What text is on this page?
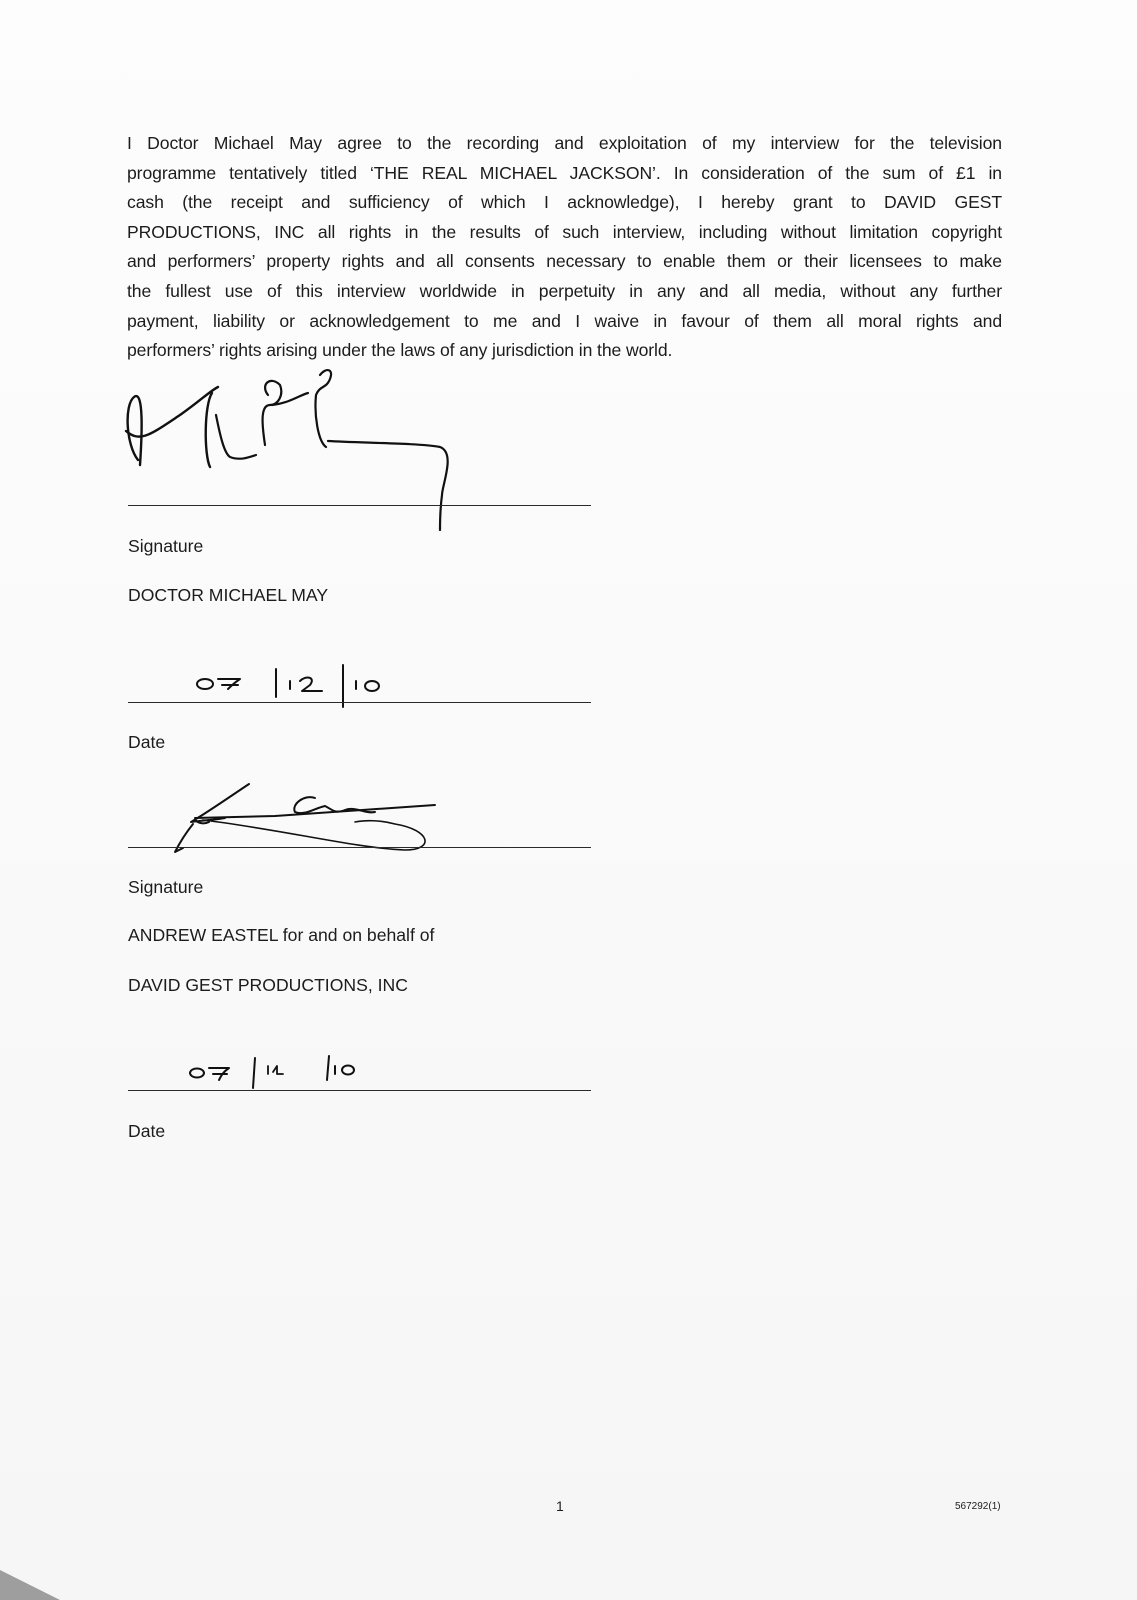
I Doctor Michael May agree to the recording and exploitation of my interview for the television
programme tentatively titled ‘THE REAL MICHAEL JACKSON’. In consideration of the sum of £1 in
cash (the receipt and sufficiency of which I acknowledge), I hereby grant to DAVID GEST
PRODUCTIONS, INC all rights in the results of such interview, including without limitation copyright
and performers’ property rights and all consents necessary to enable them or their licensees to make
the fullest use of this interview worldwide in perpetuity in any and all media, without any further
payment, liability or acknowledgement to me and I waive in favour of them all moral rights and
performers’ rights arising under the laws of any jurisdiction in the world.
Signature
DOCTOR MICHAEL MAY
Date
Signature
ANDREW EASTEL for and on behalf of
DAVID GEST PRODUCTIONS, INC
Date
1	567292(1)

# # # # # # #

=== WORK INSTRUCTIONS ===
Extract each line holding the word "DAVID" from the records.

=== EXERCISE SOLUTION ===
cash (the receipt and sufficiency of which I acknowledge), I hereby grant to DAVID GEST
DAVID GEST PRODUCTIONS, INC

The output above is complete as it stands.